=== Dataset records ===

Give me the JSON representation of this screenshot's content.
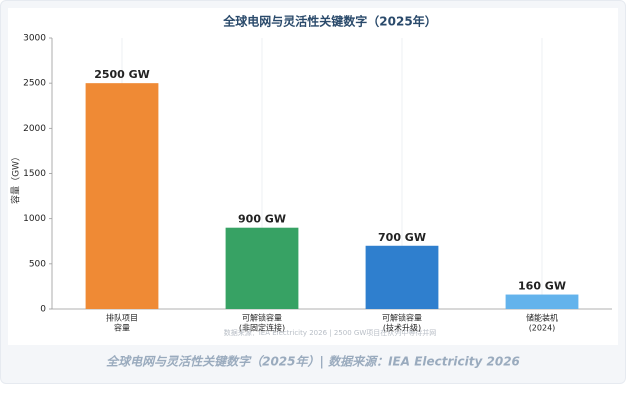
{
  "chart_data": {
    "type": "bar",
    "title": "全球电网与灵活性关键数字（2025年）",
    "ylabel": "容量（GW）",
    "categories": [
      [
        "排队项目",
        "容量"
      ],
      [
        "可解锁容量",
        "(非固定连接)"
      ],
      [
        "可解锁容量",
        "(技术升级)"
      ],
      [
        "储能装机",
        "(2024)"
      ]
    ],
    "values": [
      2500,
      900,
      700,
      160
    ],
    "value_labels": [
      "2500 GW",
      "900 GW",
      "700 GW",
      "160 GW"
    ],
    "colors": [
      "#ef8a35",
      "#37a264",
      "#2f7fce",
      "#63b3ec"
    ],
    "ylim": [
      0,
      3000
    ],
    "yticks": [
      0,
      500,
      1000,
      1500,
      2000,
      2500,
      3000
    ],
    "grid": true,
    "source_note": "数据来源：IEA Electricity 2026 | 2500 GW项目在队列中等待并网"
  },
  "caption": "全球电网与灵活性关键数字（2025年）| 数据来源：IEA Electricity 2026"
}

===

Aim: Read through the entries and copy each line in which "数据来源" appears.

Answer to the problem:
    "source_note": "数据来源：IEA Electricity 2026 | 2500 GW项目在队列中等待并网"
  "caption": "全球电网与灵活性关键数字（2025年）| 数据来源：IEA Electricity 2026"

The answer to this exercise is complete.